■ What is needed
Reproduce every line in the listing that contains the word "from".

======== Input records ========

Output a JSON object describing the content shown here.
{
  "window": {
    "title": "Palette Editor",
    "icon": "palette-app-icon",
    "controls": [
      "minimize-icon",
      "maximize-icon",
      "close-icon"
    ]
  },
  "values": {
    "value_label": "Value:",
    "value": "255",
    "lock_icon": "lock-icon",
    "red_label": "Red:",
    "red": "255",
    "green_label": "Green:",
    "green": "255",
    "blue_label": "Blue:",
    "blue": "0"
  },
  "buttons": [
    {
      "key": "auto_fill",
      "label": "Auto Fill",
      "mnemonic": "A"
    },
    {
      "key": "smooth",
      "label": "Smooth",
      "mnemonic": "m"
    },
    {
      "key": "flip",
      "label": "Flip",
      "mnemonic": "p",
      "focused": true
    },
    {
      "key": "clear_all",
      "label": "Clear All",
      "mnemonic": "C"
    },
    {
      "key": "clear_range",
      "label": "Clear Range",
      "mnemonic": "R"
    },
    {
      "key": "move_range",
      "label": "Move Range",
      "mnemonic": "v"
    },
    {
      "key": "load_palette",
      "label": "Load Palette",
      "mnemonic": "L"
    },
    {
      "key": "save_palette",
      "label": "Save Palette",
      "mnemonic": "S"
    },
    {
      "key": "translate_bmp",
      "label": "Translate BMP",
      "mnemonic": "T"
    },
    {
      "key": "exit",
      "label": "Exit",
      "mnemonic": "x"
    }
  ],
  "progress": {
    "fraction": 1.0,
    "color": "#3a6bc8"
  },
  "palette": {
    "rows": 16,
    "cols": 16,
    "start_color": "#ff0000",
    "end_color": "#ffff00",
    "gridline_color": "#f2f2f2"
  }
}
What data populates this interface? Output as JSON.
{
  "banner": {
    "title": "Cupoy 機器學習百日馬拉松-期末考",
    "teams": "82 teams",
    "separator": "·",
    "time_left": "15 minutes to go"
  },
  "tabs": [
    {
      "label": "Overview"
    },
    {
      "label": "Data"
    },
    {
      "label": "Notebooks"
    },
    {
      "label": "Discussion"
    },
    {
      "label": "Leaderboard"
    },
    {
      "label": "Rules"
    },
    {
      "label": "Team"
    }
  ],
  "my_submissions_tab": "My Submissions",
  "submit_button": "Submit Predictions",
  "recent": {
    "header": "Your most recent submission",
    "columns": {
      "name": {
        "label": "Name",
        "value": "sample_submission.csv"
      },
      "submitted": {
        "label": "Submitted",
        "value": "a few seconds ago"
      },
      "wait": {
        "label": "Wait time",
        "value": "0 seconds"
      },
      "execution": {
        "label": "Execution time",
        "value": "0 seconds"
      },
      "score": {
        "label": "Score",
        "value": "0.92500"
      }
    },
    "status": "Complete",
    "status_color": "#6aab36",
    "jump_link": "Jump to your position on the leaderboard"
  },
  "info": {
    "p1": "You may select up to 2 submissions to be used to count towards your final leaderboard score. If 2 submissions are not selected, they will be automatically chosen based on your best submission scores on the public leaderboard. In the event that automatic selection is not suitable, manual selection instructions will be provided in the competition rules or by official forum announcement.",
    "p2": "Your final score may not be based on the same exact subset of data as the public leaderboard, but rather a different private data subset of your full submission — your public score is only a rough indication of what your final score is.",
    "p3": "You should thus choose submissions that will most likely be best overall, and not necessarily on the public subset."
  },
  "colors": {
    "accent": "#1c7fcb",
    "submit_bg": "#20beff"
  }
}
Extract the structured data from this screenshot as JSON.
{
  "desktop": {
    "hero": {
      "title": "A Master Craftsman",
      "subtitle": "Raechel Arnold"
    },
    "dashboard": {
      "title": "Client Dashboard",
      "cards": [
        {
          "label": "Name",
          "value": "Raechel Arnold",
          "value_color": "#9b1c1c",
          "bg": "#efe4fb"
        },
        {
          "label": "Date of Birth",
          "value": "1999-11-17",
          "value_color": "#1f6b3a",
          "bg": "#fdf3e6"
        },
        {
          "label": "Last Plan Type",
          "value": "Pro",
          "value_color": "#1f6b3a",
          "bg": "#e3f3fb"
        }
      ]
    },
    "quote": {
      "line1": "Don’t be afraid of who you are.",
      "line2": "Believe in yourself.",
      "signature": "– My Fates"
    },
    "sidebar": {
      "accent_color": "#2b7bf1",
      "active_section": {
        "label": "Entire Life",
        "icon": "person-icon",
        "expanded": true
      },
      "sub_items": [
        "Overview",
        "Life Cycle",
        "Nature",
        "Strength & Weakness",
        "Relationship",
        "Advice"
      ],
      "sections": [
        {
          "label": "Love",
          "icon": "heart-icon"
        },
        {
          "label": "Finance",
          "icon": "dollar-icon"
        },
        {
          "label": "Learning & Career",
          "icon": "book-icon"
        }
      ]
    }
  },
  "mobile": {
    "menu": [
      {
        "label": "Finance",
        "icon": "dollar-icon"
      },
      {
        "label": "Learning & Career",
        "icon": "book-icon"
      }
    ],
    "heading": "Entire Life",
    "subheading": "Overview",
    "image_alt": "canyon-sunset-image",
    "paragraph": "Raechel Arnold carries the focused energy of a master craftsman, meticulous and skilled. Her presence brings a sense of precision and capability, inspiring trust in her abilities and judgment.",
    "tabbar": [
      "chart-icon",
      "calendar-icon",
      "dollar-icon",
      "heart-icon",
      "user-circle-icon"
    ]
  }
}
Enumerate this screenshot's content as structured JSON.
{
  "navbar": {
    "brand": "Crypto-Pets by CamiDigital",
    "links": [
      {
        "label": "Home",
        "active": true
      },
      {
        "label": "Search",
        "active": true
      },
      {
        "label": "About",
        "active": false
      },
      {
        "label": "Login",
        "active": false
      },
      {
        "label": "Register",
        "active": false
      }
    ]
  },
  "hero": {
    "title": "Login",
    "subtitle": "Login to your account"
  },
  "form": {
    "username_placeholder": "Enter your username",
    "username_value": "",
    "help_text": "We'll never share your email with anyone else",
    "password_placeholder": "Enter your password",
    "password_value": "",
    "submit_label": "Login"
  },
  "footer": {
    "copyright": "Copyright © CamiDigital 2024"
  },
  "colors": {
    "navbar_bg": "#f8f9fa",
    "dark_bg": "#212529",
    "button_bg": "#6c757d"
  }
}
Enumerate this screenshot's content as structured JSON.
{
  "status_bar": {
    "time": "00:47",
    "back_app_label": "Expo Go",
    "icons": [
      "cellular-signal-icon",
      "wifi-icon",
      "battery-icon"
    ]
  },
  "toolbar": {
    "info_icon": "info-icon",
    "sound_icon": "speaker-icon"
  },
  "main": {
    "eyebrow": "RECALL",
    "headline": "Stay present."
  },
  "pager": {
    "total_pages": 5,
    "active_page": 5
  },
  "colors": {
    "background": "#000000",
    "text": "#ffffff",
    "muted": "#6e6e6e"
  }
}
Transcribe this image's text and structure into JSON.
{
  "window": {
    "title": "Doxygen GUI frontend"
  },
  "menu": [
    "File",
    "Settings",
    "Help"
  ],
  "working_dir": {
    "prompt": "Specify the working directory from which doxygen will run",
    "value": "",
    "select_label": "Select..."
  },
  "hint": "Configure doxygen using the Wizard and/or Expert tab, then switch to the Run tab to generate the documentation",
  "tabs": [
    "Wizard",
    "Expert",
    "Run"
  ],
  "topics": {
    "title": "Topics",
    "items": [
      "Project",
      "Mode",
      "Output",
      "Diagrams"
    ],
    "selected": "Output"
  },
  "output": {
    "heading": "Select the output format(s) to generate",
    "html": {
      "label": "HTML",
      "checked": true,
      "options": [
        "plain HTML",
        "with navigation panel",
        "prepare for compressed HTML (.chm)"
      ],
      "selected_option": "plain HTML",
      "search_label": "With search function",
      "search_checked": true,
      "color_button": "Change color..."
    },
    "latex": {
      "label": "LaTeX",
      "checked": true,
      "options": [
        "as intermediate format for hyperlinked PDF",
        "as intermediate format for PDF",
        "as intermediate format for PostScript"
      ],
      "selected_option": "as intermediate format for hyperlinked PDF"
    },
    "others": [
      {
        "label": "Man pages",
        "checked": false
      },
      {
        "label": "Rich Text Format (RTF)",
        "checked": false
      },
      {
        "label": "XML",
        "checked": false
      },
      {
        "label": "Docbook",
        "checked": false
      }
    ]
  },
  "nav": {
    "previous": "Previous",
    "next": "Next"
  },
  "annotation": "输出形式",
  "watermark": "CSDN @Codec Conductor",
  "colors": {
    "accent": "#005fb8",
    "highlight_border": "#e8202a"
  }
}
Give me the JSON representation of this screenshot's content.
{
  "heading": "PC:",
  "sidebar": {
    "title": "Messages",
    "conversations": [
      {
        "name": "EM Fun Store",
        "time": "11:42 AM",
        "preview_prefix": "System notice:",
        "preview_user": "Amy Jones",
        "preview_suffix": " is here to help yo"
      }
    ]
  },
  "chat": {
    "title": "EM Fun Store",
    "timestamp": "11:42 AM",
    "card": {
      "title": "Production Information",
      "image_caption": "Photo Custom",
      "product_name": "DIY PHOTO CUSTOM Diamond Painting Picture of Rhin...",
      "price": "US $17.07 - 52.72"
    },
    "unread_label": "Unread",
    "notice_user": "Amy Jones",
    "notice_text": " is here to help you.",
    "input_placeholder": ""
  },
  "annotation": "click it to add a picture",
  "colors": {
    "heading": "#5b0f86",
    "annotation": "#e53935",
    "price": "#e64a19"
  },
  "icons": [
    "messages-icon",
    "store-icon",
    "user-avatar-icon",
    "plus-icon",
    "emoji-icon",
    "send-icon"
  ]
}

========

■ Correct output
Extract the structured data from this screenshot as JSON.
    "prompt": "Specify the working directory from which doxygen will run",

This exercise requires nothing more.